** start of Excerpted data **
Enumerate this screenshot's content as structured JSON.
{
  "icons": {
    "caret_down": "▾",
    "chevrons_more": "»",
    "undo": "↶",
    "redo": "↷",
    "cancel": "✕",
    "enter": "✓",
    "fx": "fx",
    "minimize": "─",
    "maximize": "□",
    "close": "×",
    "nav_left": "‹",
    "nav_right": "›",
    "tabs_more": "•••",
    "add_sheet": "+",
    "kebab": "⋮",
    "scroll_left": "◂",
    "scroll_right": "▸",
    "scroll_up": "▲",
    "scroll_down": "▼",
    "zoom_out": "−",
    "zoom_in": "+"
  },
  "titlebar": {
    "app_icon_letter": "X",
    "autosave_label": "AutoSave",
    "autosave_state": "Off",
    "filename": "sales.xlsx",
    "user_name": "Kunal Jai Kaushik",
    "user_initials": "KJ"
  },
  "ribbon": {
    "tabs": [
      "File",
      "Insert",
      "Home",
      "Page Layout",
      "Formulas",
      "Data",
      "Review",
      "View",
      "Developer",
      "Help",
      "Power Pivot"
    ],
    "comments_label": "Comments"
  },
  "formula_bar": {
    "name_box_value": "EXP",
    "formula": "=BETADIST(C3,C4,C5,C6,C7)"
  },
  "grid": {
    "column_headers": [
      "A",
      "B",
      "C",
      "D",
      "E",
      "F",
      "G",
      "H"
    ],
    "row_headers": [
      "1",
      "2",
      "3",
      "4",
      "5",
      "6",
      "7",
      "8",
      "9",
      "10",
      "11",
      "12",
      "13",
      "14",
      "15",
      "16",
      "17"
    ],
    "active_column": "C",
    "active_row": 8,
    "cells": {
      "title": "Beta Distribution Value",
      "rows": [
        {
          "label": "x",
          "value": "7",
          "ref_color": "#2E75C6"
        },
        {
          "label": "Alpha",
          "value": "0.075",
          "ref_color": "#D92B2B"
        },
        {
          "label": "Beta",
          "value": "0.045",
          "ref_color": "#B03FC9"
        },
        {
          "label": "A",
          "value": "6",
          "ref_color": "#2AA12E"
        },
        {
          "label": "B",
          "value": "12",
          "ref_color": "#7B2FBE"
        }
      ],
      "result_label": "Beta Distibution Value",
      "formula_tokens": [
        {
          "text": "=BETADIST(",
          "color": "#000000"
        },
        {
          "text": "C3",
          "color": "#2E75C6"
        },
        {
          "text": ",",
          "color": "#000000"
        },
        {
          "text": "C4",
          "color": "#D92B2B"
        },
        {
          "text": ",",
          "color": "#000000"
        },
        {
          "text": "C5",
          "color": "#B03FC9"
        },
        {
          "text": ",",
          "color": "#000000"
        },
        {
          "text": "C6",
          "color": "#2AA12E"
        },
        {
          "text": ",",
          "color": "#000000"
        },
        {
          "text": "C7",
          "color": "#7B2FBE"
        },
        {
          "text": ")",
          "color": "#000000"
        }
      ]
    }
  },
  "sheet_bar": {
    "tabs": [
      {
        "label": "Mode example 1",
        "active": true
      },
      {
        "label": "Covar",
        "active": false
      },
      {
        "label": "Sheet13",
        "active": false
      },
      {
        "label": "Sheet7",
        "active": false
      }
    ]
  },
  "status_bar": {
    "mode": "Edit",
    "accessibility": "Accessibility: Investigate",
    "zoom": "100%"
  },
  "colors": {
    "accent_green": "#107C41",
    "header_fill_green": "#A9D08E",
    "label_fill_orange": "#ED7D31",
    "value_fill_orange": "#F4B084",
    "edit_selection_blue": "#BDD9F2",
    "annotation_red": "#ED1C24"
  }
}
** end of Excerpted data **
## Exercise details:
Whenever "BETADIST" turns up in a line, pick that line out.

## Task result:
    "formula": "=BETADIST(C3,C4,C5,C6,C7)"
          "text": "=BETADIST(",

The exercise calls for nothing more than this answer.